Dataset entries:
_ _ _ _

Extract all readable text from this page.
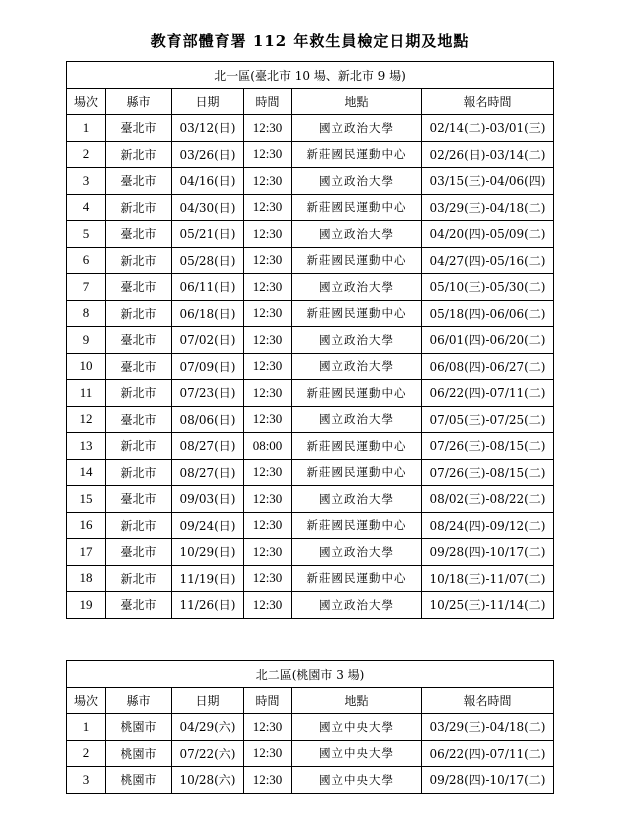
教育部體育署 112 年救生員檢定日期及地點
北一區(臺北市 10 場、新北市 9 場)					
場次	縣市	日期	時間	地點	報名時間
1	臺北市	03/12(日)	12:30	國立政治大學	02/14(二)-03/01(三)
2	新北市	03/26(日)	12:30	新莊國民運動中心	02/26(日)-03/14(二)
3	臺北市	04/16(日)	12:30	國立政治大學	03/15(三)-04/06(四)
4	新北市	04/30(日)	12:30	新莊國民運動中心	03/29(三)-04/18(二)
5	臺北市	05/21(日)	12:30	國立政治大學	04/20(四)-05/09(二)
6	新北市	05/28(日)	12:30	新莊國民運動中心	04/27(四)-05/16(二)
7	臺北市	06/11(日)	12:30	國立政治大學	05/10(三)-05/30(二)
8	新北市	06/18(日)	12:30	新莊國民運動中心	05/18(四)-06/06(二)
9	臺北市	07/02(日)	12:30	國立政治大學	06/01(四)-06/20(二)
10	臺北市	07/09(日)	12:30	國立政治大學	06/08(四)-06/27(二)
11	新北市	07/23(日)	12:30	新莊國民運動中心	06/22(四)-07/11(二)
12	臺北市	08/06(日)	12:30	國立政治大學	07/05(三)-07/25(二)
13	新北市	08/27(日)	08:00	新莊國民運動中心	07/26(三)-08/15(二)
14	新北市	08/27(日)	12:30	新莊國民運動中心	07/26(三)-08/15(二)
15	臺北市	09/03(日)	12:30	國立政治大學	08/02(三)-08/22(二)
16	新北市	09/24(日)	12:30	新莊國民運動中心	08/24(四)-09/12(二)
17	臺北市	10/29(日)	12:30	國立政治大學	09/28(四)-10/17(二)
18	新北市	11/19(日)	12:30	新莊國民運動中心	10/18(三)-11/07(二)
19	臺北市	11/26(日)	12:30	國立政治大學	10/25(三)-11/14(二)
北二區(桃園市 3 場)					
場次	縣市	日期	時間	地點	報名時間
1	桃園市	04/29(六)	12:30	國立中央大學	03/29(三)-04/18(二)
2	桃園市	07/22(六)	12:30	國立中央大學	06/22(四)-07/11(二)
3	桃園市	10/28(六)	12:30	國立中央大學	09/28(四)-10/17(二)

_ _ _ _

Print out the whole of the material word for word, without pictures.

Extract all readable text from this page.
教育部體育署 112 年救生員檢定日期及地點
北一區(臺北市 10 場、新北市 9 場)					
場次	縣市	日期	時間	地點	報名時間
1	臺北市	03/12(日)	12:30	國立政治大學	02/14(二)-03/01(三)
2	新北市	03/26(日)	12:30	新莊國民運動中心	02/26(日)-03/14(二)
3	臺北市	04/16(日)	12:30	國立政治大學	03/15(三)-04/06(四)
4	新北市	04/30(日)	12:30	新莊國民運動中心	03/29(三)-04/18(二)
5	臺北市	05/21(日)	12:30	國立政治大學	04/20(四)-05/09(二)
6	新北市	05/28(日)	12:30	新莊國民運動中心	04/27(四)-05/16(二)
7	臺北市	06/11(日)	12:30	國立政治大學	05/10(三)-05/30(二)
8	新北市	06/18(日)	12:30	新莊國民運動中心	05/18(四)-06/06(二)
9	臺北市	07/02(日)	12:30	國立政治大學	06/01(四)-06/20(二)
10	臺北市	07/09(日)	12:30	國立政治大學	06/08(四)-06/27(二)
11	新北市	07/23(日)	12:30	新莊國民運動中心	06/22(四)-07/11(二)
12	臺北市	08/06(日)	12:30	國立政治大學	07/05(三)-07/25(二)
13	新北市	08/27(日)	08:00	新莊國民運動中心	07/26(三)-08/15(二)
14	新北市	08/27(日)	12:30	新莊國民運動中心	07/26(三)-08/15(二)
15	臺北市	09/03(日)	12:30	國立政治大學	08/02(三)-08/22(二)
16	新北市	09/24(日)	12:30	新莊國民運動中心	08/24(四)-09/12(二)
17	臺北市	10/29(日)	12:30	國立政治大學	09/28(四)-10/17(二)
18	新北市	11/19(日)	12:30	新莊國民運動中心	10/18(三)-11/07(二)
19	臺北市	11/26(日)	12:30	國立政治大學	10/25(三)-11/14(二)
北二區(桃園市 3 場)					
場次	縣市	日期	時間	地點	報名時間
1	桃園市	04/29(六)	12:30	國立中央大學	03/29(三)-04/18(二)
2	桃園市	07/22(六)	12:30	國立中央大學	06/22(四)-07/11(二)
3	桃園市	10/28(六)	12:30	國立中央大學	09/28(四)-10/17(二)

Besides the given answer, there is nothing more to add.